Set task | Wherever a line holds the string "shift", copy that line.
○ ○ ○ ○
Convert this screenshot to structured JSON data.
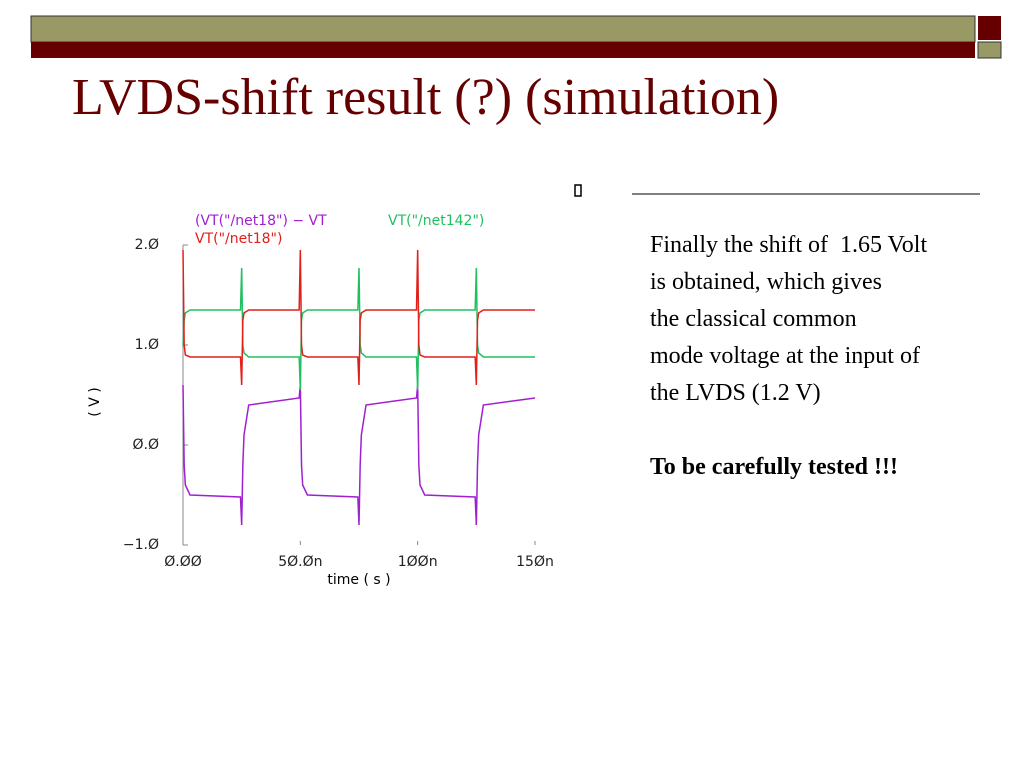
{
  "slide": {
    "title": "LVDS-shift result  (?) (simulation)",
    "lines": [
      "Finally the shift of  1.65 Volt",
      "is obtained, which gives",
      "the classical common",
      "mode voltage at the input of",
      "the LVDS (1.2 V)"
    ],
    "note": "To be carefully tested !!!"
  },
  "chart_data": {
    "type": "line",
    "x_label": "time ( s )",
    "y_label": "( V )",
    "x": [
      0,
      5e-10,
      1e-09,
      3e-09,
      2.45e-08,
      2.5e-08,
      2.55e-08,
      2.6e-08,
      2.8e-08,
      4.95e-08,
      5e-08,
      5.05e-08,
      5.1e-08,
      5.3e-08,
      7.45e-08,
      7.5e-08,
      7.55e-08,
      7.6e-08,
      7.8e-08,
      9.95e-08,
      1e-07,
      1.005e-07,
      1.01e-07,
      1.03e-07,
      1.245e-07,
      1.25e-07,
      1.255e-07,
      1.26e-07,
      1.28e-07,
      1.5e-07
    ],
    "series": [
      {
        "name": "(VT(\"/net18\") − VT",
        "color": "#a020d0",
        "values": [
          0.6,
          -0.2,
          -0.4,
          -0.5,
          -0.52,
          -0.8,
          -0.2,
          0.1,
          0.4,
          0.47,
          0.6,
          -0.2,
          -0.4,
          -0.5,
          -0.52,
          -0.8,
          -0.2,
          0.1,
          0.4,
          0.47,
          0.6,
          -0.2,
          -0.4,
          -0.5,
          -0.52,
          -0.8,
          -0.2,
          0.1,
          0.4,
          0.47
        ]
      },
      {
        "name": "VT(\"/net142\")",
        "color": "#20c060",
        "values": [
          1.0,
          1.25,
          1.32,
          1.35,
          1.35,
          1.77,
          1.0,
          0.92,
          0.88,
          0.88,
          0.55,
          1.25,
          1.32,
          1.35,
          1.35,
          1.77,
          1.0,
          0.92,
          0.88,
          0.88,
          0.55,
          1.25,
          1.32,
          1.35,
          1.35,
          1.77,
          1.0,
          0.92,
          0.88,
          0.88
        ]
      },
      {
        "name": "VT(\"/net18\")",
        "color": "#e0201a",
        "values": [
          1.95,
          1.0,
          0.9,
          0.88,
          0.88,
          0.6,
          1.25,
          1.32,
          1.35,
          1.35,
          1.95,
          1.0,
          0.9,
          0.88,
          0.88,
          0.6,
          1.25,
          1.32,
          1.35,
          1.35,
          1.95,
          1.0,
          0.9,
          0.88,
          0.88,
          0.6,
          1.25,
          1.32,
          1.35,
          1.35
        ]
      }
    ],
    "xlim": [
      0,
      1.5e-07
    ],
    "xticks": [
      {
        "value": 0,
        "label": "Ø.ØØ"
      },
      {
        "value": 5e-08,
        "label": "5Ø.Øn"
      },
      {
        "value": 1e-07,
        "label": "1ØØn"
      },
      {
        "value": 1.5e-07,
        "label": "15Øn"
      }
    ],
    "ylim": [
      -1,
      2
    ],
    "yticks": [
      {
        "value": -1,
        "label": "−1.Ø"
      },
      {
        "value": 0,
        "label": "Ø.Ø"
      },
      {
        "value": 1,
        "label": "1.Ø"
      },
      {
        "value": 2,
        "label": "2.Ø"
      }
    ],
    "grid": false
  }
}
○ ○ ○ ○
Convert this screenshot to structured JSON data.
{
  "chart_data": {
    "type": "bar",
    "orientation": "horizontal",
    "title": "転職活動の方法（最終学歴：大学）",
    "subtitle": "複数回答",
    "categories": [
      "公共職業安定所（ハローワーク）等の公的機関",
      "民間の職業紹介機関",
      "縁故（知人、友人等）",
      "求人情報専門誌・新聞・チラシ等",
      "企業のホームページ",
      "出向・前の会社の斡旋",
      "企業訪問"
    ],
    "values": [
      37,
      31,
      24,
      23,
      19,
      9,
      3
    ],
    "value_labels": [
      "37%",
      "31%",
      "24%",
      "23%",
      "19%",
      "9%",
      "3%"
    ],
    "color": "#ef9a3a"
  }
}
○ ○ ○ ○
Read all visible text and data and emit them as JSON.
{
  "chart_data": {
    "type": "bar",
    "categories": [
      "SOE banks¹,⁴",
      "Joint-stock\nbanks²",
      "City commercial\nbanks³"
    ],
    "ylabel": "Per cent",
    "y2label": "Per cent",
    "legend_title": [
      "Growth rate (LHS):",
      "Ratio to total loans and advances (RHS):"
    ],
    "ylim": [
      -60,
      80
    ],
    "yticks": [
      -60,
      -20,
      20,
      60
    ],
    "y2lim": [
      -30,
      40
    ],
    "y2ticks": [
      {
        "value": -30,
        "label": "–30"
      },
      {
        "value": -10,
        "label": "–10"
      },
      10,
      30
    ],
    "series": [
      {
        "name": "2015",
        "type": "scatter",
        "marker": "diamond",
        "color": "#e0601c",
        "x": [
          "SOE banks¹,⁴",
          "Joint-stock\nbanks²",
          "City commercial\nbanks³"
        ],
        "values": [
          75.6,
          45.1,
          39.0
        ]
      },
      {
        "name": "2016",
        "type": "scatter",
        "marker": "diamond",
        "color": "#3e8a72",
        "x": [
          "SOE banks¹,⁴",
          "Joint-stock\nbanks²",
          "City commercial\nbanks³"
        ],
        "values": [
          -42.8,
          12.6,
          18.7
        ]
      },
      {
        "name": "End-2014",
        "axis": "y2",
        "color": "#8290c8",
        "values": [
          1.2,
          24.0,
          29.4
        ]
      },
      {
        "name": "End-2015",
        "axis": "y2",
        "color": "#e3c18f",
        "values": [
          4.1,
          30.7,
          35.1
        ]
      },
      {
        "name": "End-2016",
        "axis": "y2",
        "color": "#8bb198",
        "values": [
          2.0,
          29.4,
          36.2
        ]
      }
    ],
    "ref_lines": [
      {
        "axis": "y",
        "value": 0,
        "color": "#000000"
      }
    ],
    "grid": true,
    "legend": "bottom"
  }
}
○ ○ ○ ○
The solution |
    "title": "LVDS-shift result  (?) (simulation)",
      "Finally the shift of  1.65 Volt",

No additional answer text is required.